## Brief
Repeat every record below exactly, omitting any pictures.

Dataset items
++++++
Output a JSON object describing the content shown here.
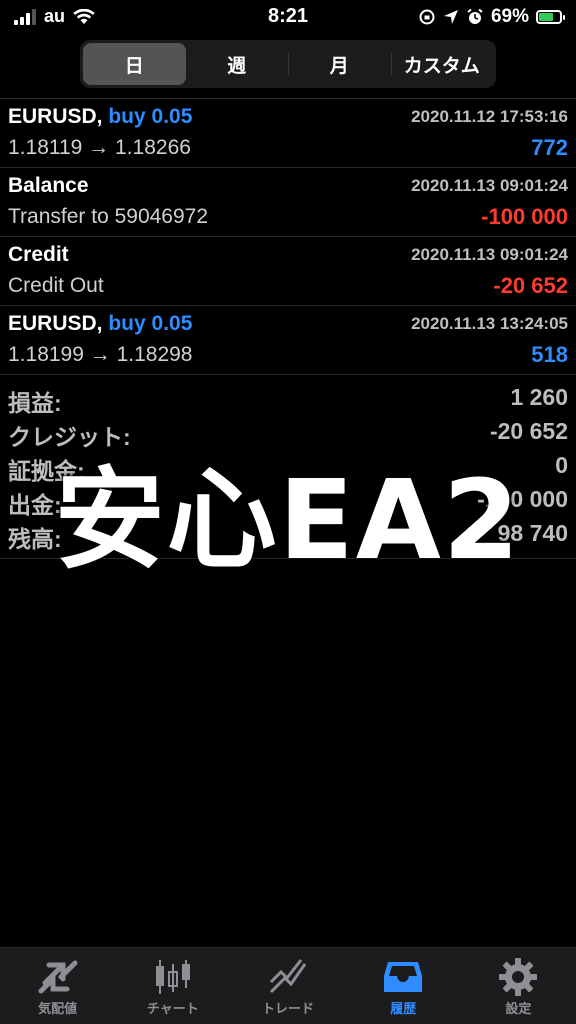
{
  "status_bar": {
    "carrier": "au",
    "time": "8:21",
    "battery_percent": "69%",
    "battery_level": 0.69
  },
  "segments": [
    {
      "label": "日",
      "active": true
    },
    {
      "label": "週",
      "active": false
    },
    {
      "label": "月",
      "active": false
    },
    {
      "label": "カスタム",
      "active": false
    }
  ],
  "transactions": [
    {
      "symbol": "EURUSD,",
      "side": "buy 0.05",
      "date": "2020.11.12 17:53:16",
      "detail": "1.18119 → 1.18266",
      "amount": "772",
      "amount_color": "#2f8cff"
    },
    {
      "symbol": "Balance",
      "side": "",
      "date": "2020.11.13 09:01:24",
      "detail": "Transfer to 59046972",
      "amount": "-100 000",
      "amount_color": "#ff3b30"
    },
    {
      "symbol": "Credit",
      "side": "",
      "date": "2020.11.13 09:01:24",
      "detail": "Credit Out",
      "amount": "-20 652",
      "amount_color": "#ff3b30"
    },
    {
      "symbol": "EURUSD,",
      "side": "buy 0.05",
      "date": "2020.11.13 13:24:05",
      "detail": "1.18199 → 1.18298",
      "amount": "518",
      "amount_color": "#2f8cff"
    }
  ],
  "summary": [
    {
      "label": "損益:",
      "value": "1 260"
    },
    {
      "label": "クレジット:",
      "value": "-20 652"
    },
    {
      "label": "証拠金:",
      "value": "0"
    },
    {
      "label": "出金:",
      "value": "-100 000"
    },
    {
      "label": "残高:",
      "value": "98 740"
    }
  ],
  "watermark": "安心EA2",
  "tabbar": [
    {
      "label": "気配値",
      "icon": "quotes-icon",
      "active": false
    },
    {
      "label": "チャート",
      "icon": "candlestick-chart-icon",
      "active": false
    },
    {
      "label": "トレード",
      "icon": "trade-icon",
      "active": false
    },
    {
      "label": "履歴",
      "icon": "history-inbox-icon",
      "active": true
    },
    {
      "label": "設定",
      "icon": "gear-icon",
      "active": false
    }
  ]
}
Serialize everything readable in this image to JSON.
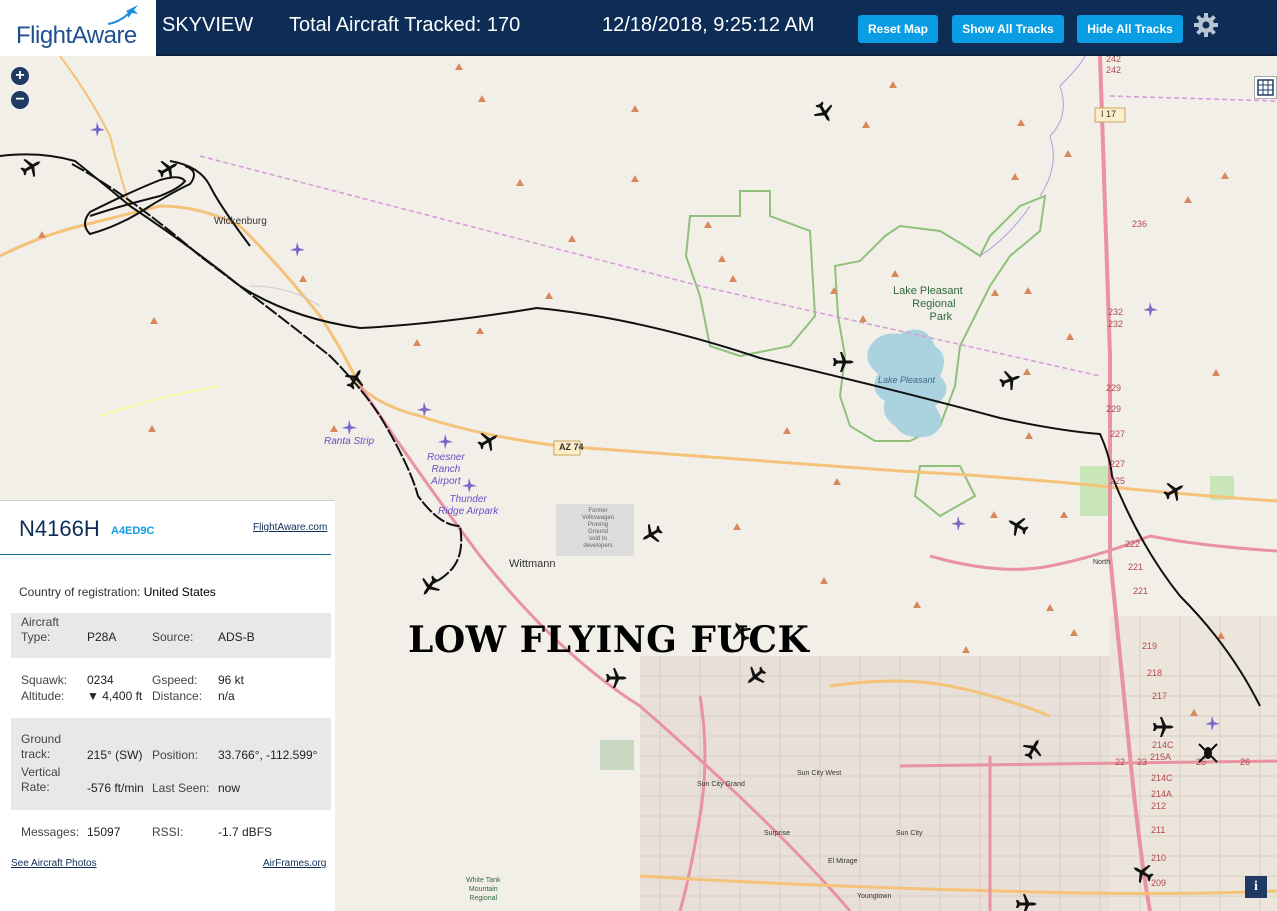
{
  "header": {
    "logo_text": "FlightAware",
    "app_title": "SKYVIEW",
    "tracked_label": "Total Aircraft Tracked: 170",
    "datetime": "12/18/2018, 9:25:12 AM",
    "reset_label": "Reset Map",
    "show_tracks_label": "Show All Tracks",
    "hide_tracks_label": "Hide All Tracks"
  },
  "map": {
    "zoom_in": "+",
    "zoom_out": "−",
    "info_button": "i",
    "overlay_text": "LOW FLYING FUCK",
    "labels": {
      "wickenburg": "Wickenburg",
      "wittmann": "Wittmann",
      "lake_pleasant_park": [
        "Lake Pleasant",
        "Regional",
        "Park"
      ],
      "lake_pleasant": "Lake Pleasant",
      "ranta_strip": "Ranta Strip",
      "roesner_ranch": [
        "Roesner",
        "Ranch",
        "Airport"
      ],
      "thunder_ridge": [
        "Thunder",
        "Ridge Airpark"
      ],
      "sun_city_grand": "Sun City Grand",
      "sun_city_west": "Sun City West",
      "sun_city": "Sun City",
      "surprise": "Surprise",
      "el_mirage": "El Mirage",
      "youngtown": "Youngtown",
      "white_tank": [
        "White Tank",
        "Mountain",
        "Regional"
      ],
      "north": "North",
      "az74": "AZ 74",
      "i17": "I 17",
      "former_proving": [
        "Former",
        "Volkswagen",
        "Proving",
        "Ground",
        "sold to",
        "developers"
      ]
    },
    "mile_markers": [
      "242",
      "242",
      "236",
      "232",
      "232",
      "229",
      "229",
      "227",
      "227",
      "225",
      "222",
      "221",
      "221",
      "219",
      "218",
      "217",
      "214C",
      "215A",
      "214C",
      "214A",
      "212",
      "211",
      "210",
      "209",
      "23",
      "25",
      "26",
      "22"
    ]
  },
  "panel": {
    "registration": "N4166H",
    "hex": "A4ED9C",
    "fa_link": "FlightAware.com",
    "country_label": "Country of registration:",
    "country": "United States",
    "aircraft_type_label": "Aircraft Type:",
    "aircraft_type": "P28A",
    "source_label": "Source:",
    "source": "ADS-B",
    "squawk_label": "Squawk:",
    "squawk": "0234",
    "gspeed_label": "Gspeed:",
    "gspeed": "96 kt",
    "altitude_label": "Altitude:",
    "altitude": "▼ 4,400 ft",
    "distance_label": "Distance:",
    "distance": "n/a",
    "ground_track_label": "Ground track:",
    "ground_track": "215° (SW)",
    "position_label": "Position:",
    "position": "33.766°, -112.599°",
    "vertical_rate_label": "Vertical Rate:",
    "vertical_rate": "-576 ft/min",
    "last_seen_label": "Last Seen:",
    "last_seen": "now",
    "messages_label": "Messages:",
    "messages": "15097",
    "rssi_label": "RSSI:",
    "rssi": "-1.7 dBFS",
    "photos_link": "See Aircraft Photos",
    "airframes_link": "AirFrames.org"
  },
  "colors": {
    "header_bg": "#0d2d57",
    "button_blue": "#0b9de3",
    "map_bg": "#f2efe9",
    "lake": "#aad3df",
    "park_border": "#8fc17a",
    "road_pink": "#e892a2",
    "road_orange": "#f5c27a"
  }
}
++++++
## Worked solution
Output a JSON object describing the content shown here.
{
  "status_bar": {
    "carrier": "au",
    "time": "8:21",
    "battery_percent": "69%",
    "battery_level": 0.69
  },
  "segments": [
    {
      "label": "日",
      "active": true
    },
    {
      "label": "週",
      "active": false
    },
    {
      "label": "月",
      "active": false
    },
    {
      "label": "カスタム",
      "active": false
    }
  ],
  "transactions": [
    {
      "symbol": "EURUSD,",
      "side": "buy 0.05",
      "date": "2020.11.12 17:53:16",
      "detail": "1.18119 → 1.18266",
      "amount": "772",
      "amount_color": "#2f8cff"
    },
    {
      "symbol": "Balance",
      "side": "",
      "date": "2020.11.13 09:01:24",
      "detail": "Transfer to 59046972",
      "amount": "-100 000",
      "amount_color": "#ff3b30"
    },
    {
      "symbol": "Credit",
      "side": "",
      "date": "2020.11.13 09:01:24",
      "detail": "Credit Out",
      "amount": "-20 652",
      "amount_color": "#ff3b30"
    },
    {
      "symbol": "EURUSD,",
      "side": "buy 0.05",
      "date": "2020.11.13 13:24:05",
      "detail": "1.18199 → 1.18298",
      "amount": "518",
      "amount_color": "#2f8cff"
    }
  ],
  "summary": [
    {
      "label": "損益:",
      "value": "1 260"
    },
    {
      "label": "クレジット:",
      "value": "-20 652"
    },
    {
      "label": "証拠金:",
      "value": "0"
    },
    {
      "label": "出金:",
      "value": "-100 000"
    },
    {
      "label": "残高:",
      "value": "98 740"
    }
  ],
  "watermark": "安心EA2",
  "tabbar": [
    {
      "label": "気配値",
      "icon": "quotes-icon",
      "active": false
    },
    {
      "label": "チャート",
      "icon": "candlestick-chart-icon",
      "active": false
    },
    {
      "label": "トレード",
      "icon": "trade-icon",
      "active": false
    },
    {
      "label": "履歴",
      "icon": "history-inbox-icon",
      "active": true
    },
    {
      "label": "設定",
      "icon": "gear-icon",
      "active": false
    }
  ]
}
Serialize everything readable in this image to JSON.
{
  "header": {
    "logo_text": "FlightAware",
    "app_title": "SKYVIEW",
    "tracked_label": "Total Aircraft Tracked: 170",
    "datetime": "12/18/2018, 9:25:12 AM",
    "reset_label": "Reset Map",
    "show_tracks_label": "Show All Tracks",
    "hide_tracks_label": "Hide All Tracks"
  },
  "map": {
    "zoom_in": "+",
    "zoom_out": "−",
    "info_button": "i",
    "overlay_text": "LOW FLYING FUCK",
    "labels": {
      "wickenburg": "Wickenburg",
      "wittmann": "Wittmann",
      "lake_pleasant_park": [
        "Lake Pleasant",
        "Regional",
        "Park"
      ],
      "lake_pleasant": "Lake Pleasant",
      "ranta_strip": "Ranta Strip",
      "roesner_ranch": [
        "Roesner",
        "Ranch",
        "Airport"
      ],
      "thunder_ridge": [
        "Thunder",
        "Ridge Airpark"
      ],
      "sun_city_grand": "Sun City Grand",
      "sun_city_west": "Sun City West",
      "sun_city": "Sun City",
      "surprise": "Surprise",
      "el_mirage": "El Mirage",
      "youngtown": "Youngtown",
      "white_tank": [
        "White Tank",
        "Mountain",
        "Regional"
      ],
      "north": "North",
      "az74": "AZ 74",
      "i17": "I 17",
      "former_proving": [
        "Former",
        "Volkswagen",
        "Proving",
        "Ground",
        "sold to",
        "developers"
      ]
    },
    "mile_markers": [
      "242",
      "242",
      "236",
      "232",
      "232",
      "229",
      "229",
      "227",
      "227",
      "225",
      "222",
      "221",
      "221",
      "219",
      "218",
      "217",
      "214C",
      "215A",
      "214C",
      "214A",
      "212",
      "211",
      "210",
      "209",
      "23",
      "25",
      "26",
      "22"
    ]
  },
  "panel": {
    "registration": "N4166H",
    "hex": "A4ED9C",
    "fa_link": "FlightAware.com",
    "country_label": "Country of registration:",
    "country": "United States",
    "aircraft_type_label": "Aircraft Type:",
    "aircraft_type": "P28A",
    "source_label": "Source:",
    "source": "ADS-B",
    "squawk_label": "Squawk:",
    "squawk": "0234",
    "gspeed_label": "Gspeed:",
    "gspeed": "96 kt",
    "altitude_label": "Altitude:",
    "altitude": "▼ 4,400 ft",
    "distance_label": "Distance:",
    "distance": "n/a",
    "ground_track_label": "Ground track:",
    "ground_track": "215° (SW)",
    "position_label": "Position:",
    "position": "33.766°, -112.599°",
    "vertical_rate_label": "Vertical Rate:",
    "vertical_rate": "-576 ft/min",
    "last_seen_label": "Last Seen:",
    "last_seen": "now",
    "messages_label": "Messages:",
    "messages": "15097",
    "rssi_label": "RSSI:",
    "rssi": "-1.7 dBFS",
    "photos_link": "See Aircraft Photos",
    "airframes_link": "AirFrames.org"
  },
  "colors": {
    "header_bg": "#0d2d57",
    "button_blue": "#0b9de3",
    "map_bg": "#f2efe9",
    "lake": "#aad3df",
    "park_border": "#8fc17a",
    "road_pink": "#e892a2",
    "road_orange": "#f5c27a"
  }
}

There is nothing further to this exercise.